* Start Supplied entries *

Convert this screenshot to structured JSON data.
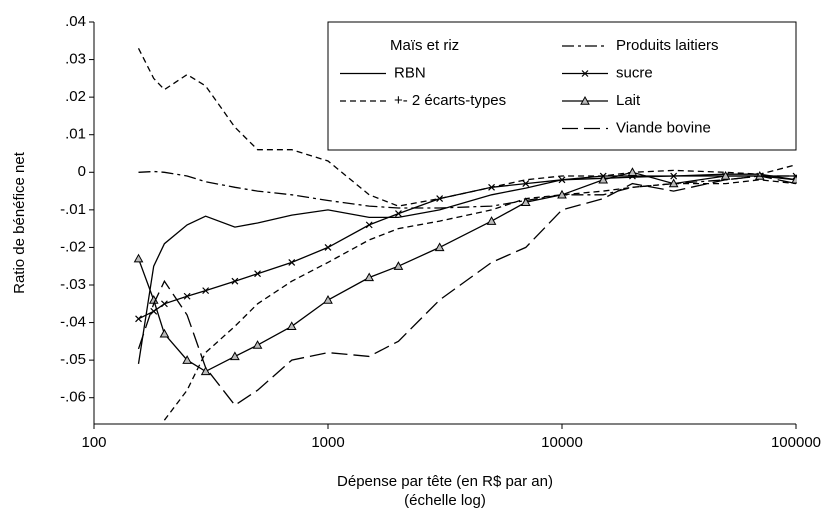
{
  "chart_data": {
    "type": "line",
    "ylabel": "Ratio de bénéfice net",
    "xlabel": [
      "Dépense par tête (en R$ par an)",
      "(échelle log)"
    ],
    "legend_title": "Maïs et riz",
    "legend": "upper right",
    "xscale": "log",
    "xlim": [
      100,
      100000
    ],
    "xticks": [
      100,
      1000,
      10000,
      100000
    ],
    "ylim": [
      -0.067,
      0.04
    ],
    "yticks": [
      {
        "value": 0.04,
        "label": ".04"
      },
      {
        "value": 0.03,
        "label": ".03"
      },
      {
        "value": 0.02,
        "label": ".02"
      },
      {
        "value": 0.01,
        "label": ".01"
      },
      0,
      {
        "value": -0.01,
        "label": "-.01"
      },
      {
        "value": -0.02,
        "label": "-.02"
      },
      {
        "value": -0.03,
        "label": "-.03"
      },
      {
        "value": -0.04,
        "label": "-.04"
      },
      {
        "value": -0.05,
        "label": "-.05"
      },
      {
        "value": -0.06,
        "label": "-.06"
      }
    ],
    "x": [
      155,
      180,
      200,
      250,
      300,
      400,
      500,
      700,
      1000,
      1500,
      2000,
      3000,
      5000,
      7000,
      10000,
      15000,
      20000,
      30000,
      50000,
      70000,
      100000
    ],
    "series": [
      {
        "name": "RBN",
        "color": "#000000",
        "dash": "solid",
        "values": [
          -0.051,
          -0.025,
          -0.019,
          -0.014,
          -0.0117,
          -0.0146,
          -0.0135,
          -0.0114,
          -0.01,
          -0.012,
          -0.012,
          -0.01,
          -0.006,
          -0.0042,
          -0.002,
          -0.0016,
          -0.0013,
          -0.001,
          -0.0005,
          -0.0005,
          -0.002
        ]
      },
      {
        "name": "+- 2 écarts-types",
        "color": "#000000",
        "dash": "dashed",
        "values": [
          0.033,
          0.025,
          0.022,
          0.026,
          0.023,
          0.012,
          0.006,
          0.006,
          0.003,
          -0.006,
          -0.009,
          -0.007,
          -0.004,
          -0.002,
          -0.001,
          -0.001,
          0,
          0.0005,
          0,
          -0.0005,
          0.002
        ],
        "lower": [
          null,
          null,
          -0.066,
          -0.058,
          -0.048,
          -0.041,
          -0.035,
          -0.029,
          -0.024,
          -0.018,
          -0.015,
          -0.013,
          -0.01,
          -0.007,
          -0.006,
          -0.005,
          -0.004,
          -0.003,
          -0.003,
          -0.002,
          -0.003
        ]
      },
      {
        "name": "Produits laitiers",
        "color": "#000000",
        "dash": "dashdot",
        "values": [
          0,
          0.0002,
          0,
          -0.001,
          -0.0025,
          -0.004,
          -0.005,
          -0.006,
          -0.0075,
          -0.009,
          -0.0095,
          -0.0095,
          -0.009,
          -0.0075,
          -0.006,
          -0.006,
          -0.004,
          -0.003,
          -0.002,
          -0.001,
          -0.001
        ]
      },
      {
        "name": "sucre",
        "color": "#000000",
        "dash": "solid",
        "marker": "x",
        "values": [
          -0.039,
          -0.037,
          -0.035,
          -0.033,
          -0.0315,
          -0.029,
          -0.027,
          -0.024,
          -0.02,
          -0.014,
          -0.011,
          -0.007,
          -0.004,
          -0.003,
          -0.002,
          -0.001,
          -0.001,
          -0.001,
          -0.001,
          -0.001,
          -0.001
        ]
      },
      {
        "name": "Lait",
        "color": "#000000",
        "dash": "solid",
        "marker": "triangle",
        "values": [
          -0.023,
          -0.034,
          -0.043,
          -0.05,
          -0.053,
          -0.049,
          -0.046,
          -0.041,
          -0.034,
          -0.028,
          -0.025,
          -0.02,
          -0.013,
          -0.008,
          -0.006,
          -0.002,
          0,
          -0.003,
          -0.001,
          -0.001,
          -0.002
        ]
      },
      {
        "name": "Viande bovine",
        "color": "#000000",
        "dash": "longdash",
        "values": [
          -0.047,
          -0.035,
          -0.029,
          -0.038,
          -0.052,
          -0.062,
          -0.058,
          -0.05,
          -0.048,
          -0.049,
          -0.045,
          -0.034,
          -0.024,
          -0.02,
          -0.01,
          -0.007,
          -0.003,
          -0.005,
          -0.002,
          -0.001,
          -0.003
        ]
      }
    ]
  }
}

* End Supplied entries *

**Aim of the task:** Quote the data above in full, leaving out the pictures it holds.

**Complete response:**
Convert this screenshot to structured JSON data.
{
  "chart_data": {
    "type": "line",
    "ylabel": "Ratio de bénéfice net",
    "xlabel": [
      "Dépense par tête (en R$ par an)",
      "(échelle log)"
    ],
    "legend_title": "Maïs et riz",
    "legend": "upper right",
    "xscale": "log",
    "xlim": [
      100,
      100000
    ],
    "xticks": [
      100,
      1000,
      10000,
      100000
    ],
    "ylim": [
      -0.067,
      0.04
    ],
    "yticks": [
      {
        "value": 0.04,
        "label": ".04"
      },
      {
        "value": 0.03,
        "label": ".03"
      },
      {
        "value": 0.02,
        "label": ".02"
      },
      {
        "value": 0.01,
        "label": ".01"
      },
      0,
      {
        "value": -0.01,
        "label": "-.01"
      },
      {
        "value": -0.02,
        "label": "-.02"
      },
      {
        "value": -0.03,
        "label": "-.03"
      },
      {
        "value": -0.04,
        "label": "-.04"
      },
      {
        "value": -0.05,
        "label": "-.05"
      },
      {
        "value": -0.06,
        "label": "-.06"
      }
    ],
    "x": [
      155,
      180,
      200,
      250,
      300,
      400,
      500,
      700,
      1000,
      1500,
      2000,
      3000,
      5000,
      7000,
      10000,
      15000,
      20000,
      30000,
      50000,
      70000,
      100000
    ],
    "series": [
      {
        "name": "RBN",
        "color": "#000000",
        "dash": "solid",
        "values": [
          -0.051,
          -0.025,
          -0.019,
          -0.014,
          -0.0117,
          -0.0146,
          -0.0135,
          -0.0114,
          -0.01,
          -0.012,
          -0.012,
          -0.01,
          -0.006,
          -0.0042,
          -0.002,
          -0.0016,
          -0.0013,
          -0.001,
          -0.0005,
          -0.0005,
          -0.002
        ]
      },
      {
        "name": "+- 2 écarts-types",
        "color": "#000000",
        "dash": "dashed",
        "values": [
          0.033,
          0.025,
          0.022,
          0.026,
          0.023,
          0.012,
          0.006,
          0.006,
          0.003,
          -0.006,
          -0.009,
          -0.007,
          -0.004,
          -0.002,
          -0.001,
          -0.001,
          0,
          0.0005,
          0,
          -0.0005,
          0.002
        ],
        "lower": [
          null,
          null,
          -0.066,
          -0.058,
          -0.048,
          -0.041,
          -0.035,
          -0.029,
          -0.024,
          -0.018,
          -0.015,
          -0.013,
          -0.01,
          -0.007,
          -0.006,
          -0.005,
          -0.004,
          -0.003,
          -0.003,
          -0.002,
          -0.003
        ]
      },
      {
        "name": "Produits laitiers",
        "color": "#000000",
        "dash": "dashdot",
        "values": [
          0,
          0.0002,
          0,
          -0.001,
          -0.0025,
          -0.004,
          -0.005,
          -0.006,
          -0.0075,
          -0.009,
          -0.0095,
          -0.0095,
          -0.009,
          -0.0075,
          -0.006,
          -0.006,
          -0.004,
          -0.003,
          -0.002,
          -0.001,
          -0.001
        ]
      },
      {
        "name": "sucre",
        "color": "#000000",
        "dash": "solid",
        "marker": "x",
        "values": [
          -0.039,
          -0.037,
          -0.035,
          -0.033,
          -0.0315,
          -0.029,
          -0.027,
          -0.024,
          -0.02,
          -0.014,
          -0.011,
          -0.007,
          -0.004,
          -0.003,
          -0.002,
          -0.001,
          -0.001,
          -0.001,
          -0.001,
          -0.001,
          -0.001
        ]
      },
      {
        "name": "Lait",
        "color": "#000000",
        "dash": "solid",
        "marker": "triangle",
        "values": [
          -0.023,
          -0.034,
          -0.043,
          -0.05,
          -0.053,
          -0.049,
          -0.046,
          -0.041,
          -0.034,
          -0.028,
          -0.025,
          -0.02,
          -0.013,
          -0.008,
          -0.006,
          -0.002,
          0,
          -0.003,
          -0.001,
          -0.001,
          -0.002
        ]
      },
      {
        "name": "Viande bovine",
        "color": "#000000",
        "dash": "longdash",
        "values": [
          -0.047,
          -0.035,
          -0.029,
          -0.038,
          -0.052,
          -0.062,
          -0.058,
          -0.05,
          -0.048,
          -0.049,
          -0.045,
          -0.034,
          -0.024,
          -0.02,
          -0.01,
          -0.007,
          -0.003,
          -0.005,
          -0.002,
          -0.001,
          -0.003
        ]
      }
    ]
  }
}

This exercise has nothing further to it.